Instructions to follow. Without omitting anything, return the records precisely as given.

Task input.

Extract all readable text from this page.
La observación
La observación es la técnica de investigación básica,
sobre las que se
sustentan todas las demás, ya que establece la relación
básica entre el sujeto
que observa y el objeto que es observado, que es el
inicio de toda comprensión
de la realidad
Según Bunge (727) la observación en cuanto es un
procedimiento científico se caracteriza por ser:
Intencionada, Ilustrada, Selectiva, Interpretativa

Exercise solution.
Extract all readable text from this page.
La observación
La observación es la técnica de investigación básica,
sobre las que se
sustentan todas las demás, ya que establece la relación
básica entre el sujeto
que observa y el objeto que es observado, que es el
inicio de toda comprensión
de la realidad
Según Bunge (727) la observación en cuanto es un
procedimiento científico se caracteriza por ser:
Intencionada, Ilustrada, Selectiva, Interpretativa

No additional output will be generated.